**WHAT YOU HAVE TO DO**
Copy every entry word for word. Skip the pictures.

----------------

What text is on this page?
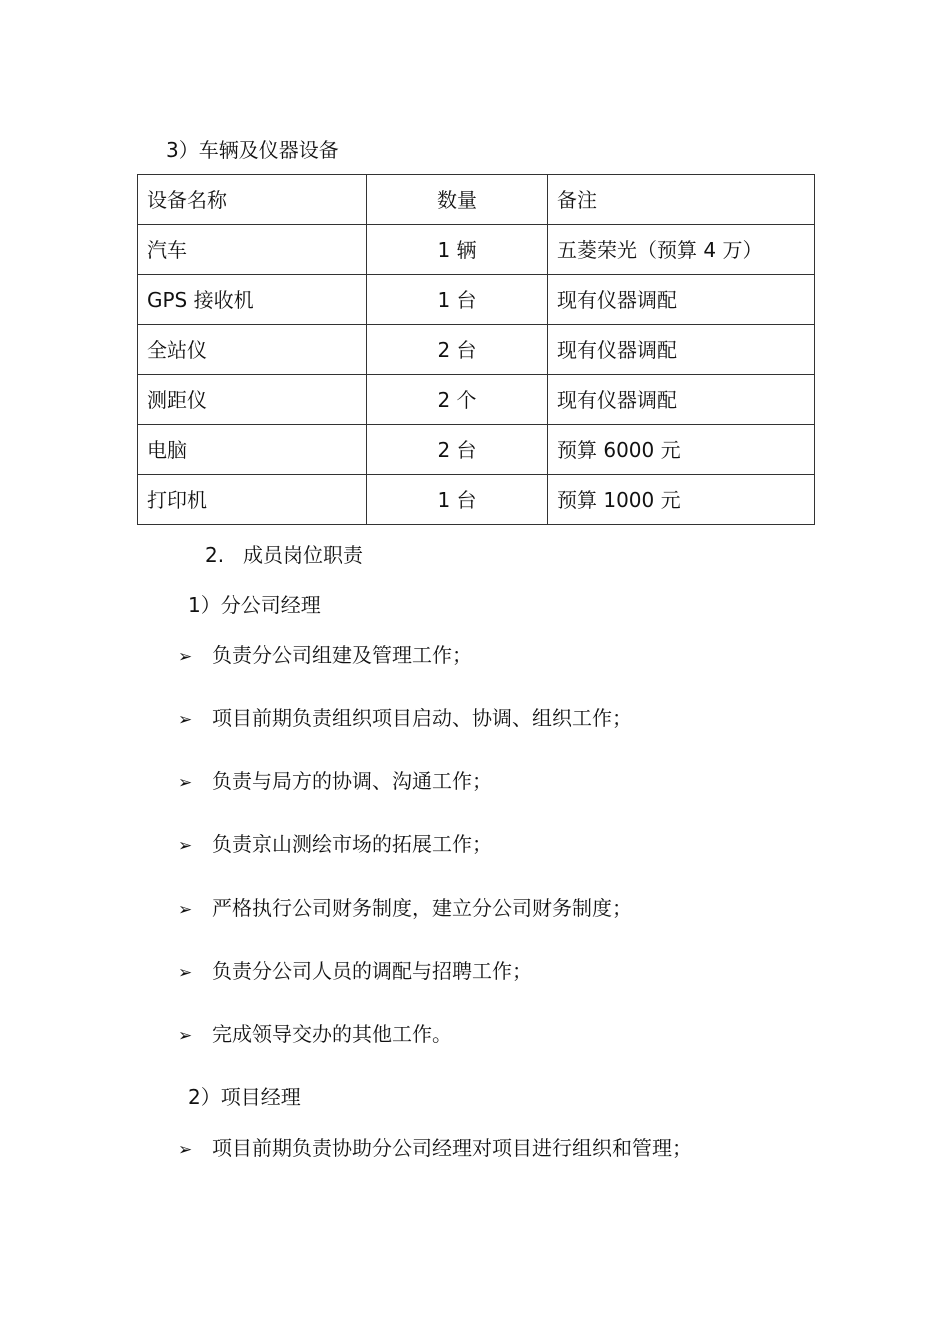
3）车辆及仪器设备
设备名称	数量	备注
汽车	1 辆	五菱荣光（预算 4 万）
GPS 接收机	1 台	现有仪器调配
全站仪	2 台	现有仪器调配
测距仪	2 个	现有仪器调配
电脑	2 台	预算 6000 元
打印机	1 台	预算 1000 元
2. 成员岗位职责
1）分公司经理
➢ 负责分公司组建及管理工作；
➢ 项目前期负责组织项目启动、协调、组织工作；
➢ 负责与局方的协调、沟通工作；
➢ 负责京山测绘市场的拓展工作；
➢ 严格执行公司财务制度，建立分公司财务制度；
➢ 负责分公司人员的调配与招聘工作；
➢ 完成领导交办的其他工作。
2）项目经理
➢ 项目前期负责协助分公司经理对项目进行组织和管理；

----------------

**ANSWER TO THE TASK**
What text is on this page?
3）车辆及仪器设备
设备名称	数量	备注
汽车	1 辆	五菱荣光（预算 4 万）
GPS 接收机	1 台	现有仪器调配
全站仪	2 台	现有仪器调配
测距仪	2 个	现有仪器调配
电脑	2 台	预算 6000 元
打印机	1 台	预算 1000 元
2. 成员岗位职责
1）分公司经理
➢ 负责分公司组建及管理工作；
➢ 项目前期负责组织项目启动、协调、组织工作；
➢ 负责与局方的协调、沟通工作；
➢ 负责京山测绘市场的拓展工作；
➢ 严格执行公司财务制度，建立分公司财务制度；
➢ 负责分公司人员的调配与招聘工作；
➢ 完成领导交办的其他工作。
2）项目经理
➢ 项目前期负责协助分公司经理对项目进行组织和管理；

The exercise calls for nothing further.